→ **DIRECTIVE**
Please write out the material below exactly as given.

## start DATA PROVIDED

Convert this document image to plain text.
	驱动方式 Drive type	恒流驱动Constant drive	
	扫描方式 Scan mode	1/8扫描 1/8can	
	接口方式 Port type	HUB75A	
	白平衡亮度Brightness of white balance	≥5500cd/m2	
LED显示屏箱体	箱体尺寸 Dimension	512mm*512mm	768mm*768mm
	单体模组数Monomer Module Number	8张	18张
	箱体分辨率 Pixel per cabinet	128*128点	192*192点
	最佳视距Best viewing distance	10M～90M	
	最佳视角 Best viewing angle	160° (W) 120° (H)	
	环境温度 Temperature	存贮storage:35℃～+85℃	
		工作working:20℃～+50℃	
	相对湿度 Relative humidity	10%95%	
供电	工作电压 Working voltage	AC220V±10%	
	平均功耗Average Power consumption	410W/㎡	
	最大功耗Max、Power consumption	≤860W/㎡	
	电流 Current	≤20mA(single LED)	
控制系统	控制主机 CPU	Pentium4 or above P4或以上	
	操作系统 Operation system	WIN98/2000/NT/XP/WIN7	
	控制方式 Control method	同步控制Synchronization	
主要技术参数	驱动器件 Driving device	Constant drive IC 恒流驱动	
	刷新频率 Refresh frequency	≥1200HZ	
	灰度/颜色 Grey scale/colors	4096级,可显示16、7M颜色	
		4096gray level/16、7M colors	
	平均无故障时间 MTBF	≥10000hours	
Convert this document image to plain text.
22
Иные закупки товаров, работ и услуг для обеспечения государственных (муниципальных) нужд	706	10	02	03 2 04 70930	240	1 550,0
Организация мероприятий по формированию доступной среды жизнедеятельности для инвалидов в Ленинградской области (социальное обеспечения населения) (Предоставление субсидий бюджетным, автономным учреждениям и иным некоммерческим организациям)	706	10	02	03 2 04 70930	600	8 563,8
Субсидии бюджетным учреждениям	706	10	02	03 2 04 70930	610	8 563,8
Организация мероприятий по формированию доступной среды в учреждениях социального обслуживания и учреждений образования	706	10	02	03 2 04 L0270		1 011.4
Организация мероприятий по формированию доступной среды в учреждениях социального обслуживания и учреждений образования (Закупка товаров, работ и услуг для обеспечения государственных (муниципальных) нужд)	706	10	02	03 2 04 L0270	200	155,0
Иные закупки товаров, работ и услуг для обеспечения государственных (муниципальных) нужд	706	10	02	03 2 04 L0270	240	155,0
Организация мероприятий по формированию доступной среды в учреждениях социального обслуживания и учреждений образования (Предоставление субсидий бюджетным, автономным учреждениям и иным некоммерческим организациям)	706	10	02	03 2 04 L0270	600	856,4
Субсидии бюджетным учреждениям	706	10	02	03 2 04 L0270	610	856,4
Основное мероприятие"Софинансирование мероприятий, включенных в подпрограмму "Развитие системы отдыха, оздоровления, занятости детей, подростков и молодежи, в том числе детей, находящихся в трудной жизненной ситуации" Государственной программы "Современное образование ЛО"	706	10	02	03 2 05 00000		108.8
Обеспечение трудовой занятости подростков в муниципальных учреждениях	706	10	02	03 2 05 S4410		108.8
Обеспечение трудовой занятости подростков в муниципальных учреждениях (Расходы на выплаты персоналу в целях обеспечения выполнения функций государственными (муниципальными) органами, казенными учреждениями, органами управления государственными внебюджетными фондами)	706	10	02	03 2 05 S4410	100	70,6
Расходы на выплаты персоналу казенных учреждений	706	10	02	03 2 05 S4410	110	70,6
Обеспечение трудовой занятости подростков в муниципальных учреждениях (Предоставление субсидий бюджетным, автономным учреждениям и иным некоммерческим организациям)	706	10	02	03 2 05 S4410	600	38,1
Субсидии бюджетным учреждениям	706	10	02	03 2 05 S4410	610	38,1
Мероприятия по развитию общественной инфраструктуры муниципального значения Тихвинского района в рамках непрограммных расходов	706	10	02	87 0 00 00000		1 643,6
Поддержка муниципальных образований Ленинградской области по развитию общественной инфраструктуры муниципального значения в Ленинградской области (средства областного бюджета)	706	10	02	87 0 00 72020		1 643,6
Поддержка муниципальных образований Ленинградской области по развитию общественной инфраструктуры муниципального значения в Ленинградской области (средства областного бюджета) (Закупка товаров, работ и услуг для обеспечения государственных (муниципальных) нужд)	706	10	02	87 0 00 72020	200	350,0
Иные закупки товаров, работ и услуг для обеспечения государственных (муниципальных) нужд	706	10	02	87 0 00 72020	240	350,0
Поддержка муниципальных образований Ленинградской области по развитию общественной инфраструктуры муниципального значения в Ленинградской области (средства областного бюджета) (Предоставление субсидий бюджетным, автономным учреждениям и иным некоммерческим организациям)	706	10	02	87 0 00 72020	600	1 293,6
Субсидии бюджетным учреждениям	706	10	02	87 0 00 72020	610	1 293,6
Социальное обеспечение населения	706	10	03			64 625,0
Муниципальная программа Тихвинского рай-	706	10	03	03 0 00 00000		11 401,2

## end DATA PROVIDED

→ **WRITTEN SOLUTION**
Convert this document image to plain text.
	驱动方式 Drive type	恒流驱动Constant drive	
	扫描方式 Scan mode	1/8扫描 1/8can	
	接口方式 Port type	HUB75A	
	白平衡亮度Brightness of white balance	≥5500cd/m2	
LED显示屏箱体	箱体尺寸 Dimension	512mm*512mm	768mm*768mm
	单体模组数Monomer Module Number	8张	18张
	箱体分辨率 Pixel per cabinet	128*128点	192*192点
	最佳视距Best viewing distance	10M～90M	
	最佳视角 Best viewing angle	160° (W) 120° (H)	
	环境温度 Temperature	存贮storage:35℃～+85℃	
		工作working:20℃～+50℃	
	相对湿度 Relative humidity	10%95%	
供电	工作电压 Working voltage	AC220V±10%	
	平均功耗Average Power consumption	410W/㎡	
	最大功耗Max、Power consumption	≤860W/㎡	
	电流 Current	≤20mA(single LED)	
控制系统	控制主机 CPU	Pentium4 or above P4或以上	
	操作系统 Operation system	WIN98/2000/NT/XP/WIN7	
	控制方式 Control method	同步控制Synchronization	
主要技术参数	驱动器件 Driving device	Constant drive IC 恒流驱动	
	刷新频率 Refresh frequency	≥1200HZ	
	灰度/颜色 Grey scale/colors	4096级,可显示16、7M颜色	
		4096gray level/16、7M colors	
	平均无故障时间 MTBF	≥10000hours	
Convert this document image to plain text.
22
Иные закупки товаров, работ и услуг для обеспечения государственных (муниципальных) нужд	706	10	02	03 2 04 70930	240	1 550,0
Организация мероприятий по формированию доступной среды жизнедеятельности для инвалидов в Ленинградской области (социальное обеспечения населения) (Предоставление субсидий бюджетным, автономным учреждениям и иным некоммерческим организациям)	706	10	02	03 2 04 70930	600	8 563,8
Субсидии бюджетным учреждениям	706	10	02	03 2 04 70930	610	8 563,8
Организация мероприятий по формированию доступной среды в учреждениях социального обслуживания и учреждений образования	706	10	02	03 2 04 L0270		1 011.4
Организация мероприятий по формированию доступной среды в учреждениях социального обслуживания и учреждений образования (Закупка товаров, работ и услуг для обеспечения государственных (муниципальных) нужд)	706	10	02	03 2 04 L0270	200	155,0
Иные закупки товаров, работ и услуг для обеспечения государственных (муниципальных) нужд	706	10	02	03 2 04 L0270	240	155,0
Организация мероприятий по формированию доступной среды в учреждениях социального обслуживания и учреждений образования (Предоставление субсидий бюджетным, автономным учреждениям и иным некоммерческим организациям)	706	10	02	03 2 04 L0270	600	856,4
Субсидии бюджетным учреждениям	706	10	02	03 2 04 L0270	610	856,4
Основное мероприятие"Софинансирование мероприятий, включенных в подпрограмму "Развитие системы отдыха, оздоровления, занятости детей, подростков и молодежи, в том числе детей, находящихся в трудной жизненной ситуации" Государственной программы "Современное образование ЛО"	706	10	02	03 2 05 00000		108.8
Обеспечение трудовой занятости подростков в муниципальных учреждениях	706	10	02	03 2 05 S4410		108.8
Обеспечение трудовой занятости подростков в муниципальных учреждениях (Расходы на выплаты персоналу в целях обеспечения выполнения функций государственными (муниципальными) органами, казенными учреждениями, органами управления государственными внебюджетными фондами)	706	10	02	03 2 05 S4410	100	70,6
Расходы на выплаты персоналу казенных учреждений	706	10	02	03 2 05 S4410	110	70,6
Обеспечение трудовой занятости подростков в муниципальных учреждениях (Предоставление субсидий бюджетным, автономным учреждениям и иным некоммерческим организациям)	706	10	02	03 2 05 S4410	600	38,1
Субсидии бюджетным учреждениям	706	10	02	03 2 05 S4410	610	38,1
Мероприятия по развитию общественной инфраструктуры муниципального значения Тихвинского района в рамках непрограммных расходов	706	10	02	87 0 00 00000		1 643,6
Поддержка муниципальных образований Ленинградской области по развитию общественной инфраструктуры муниципального значения в Ленинградской области (средства областного бюджета)	706	10	02	87 0 00 72020		1 643,6
Поддержка муниципальных образований Ленинградской области по развитию общественной инфраструктуры муниципального значения в Ленинградской области (средства областного бюджета) (Закупка товаров, работ и услуг для обеспечения государственных (муниципальных) нужд)	706	10	02	87 0 00 72020	200	350,0
Иные закупки товаров, работ и услуг для обеспечения государственных (муниципальных) нужд	706	10	02	87 0 00 72020	240	350,0
Поддержка муниципальных образований Ленинградской области по развитию общественной инфраструктуры муниципального значения в Ленинградской области (средства областного бюджета) (Предоставление субсидий бюджетным, автономным учреждениям и иным некоммерческим организациям)	706	10	02	87 0 00 72020	600	1 293,6
Субсидии бюджетным учреждениям	706	10	02	87 0 00 72020	610	1 293,6
Социальное обеспечение населения	706	10	03			64 625,0
Муниципальная программа Тихвинского рай-	706	10	03	03 0 00 00000		11 401,2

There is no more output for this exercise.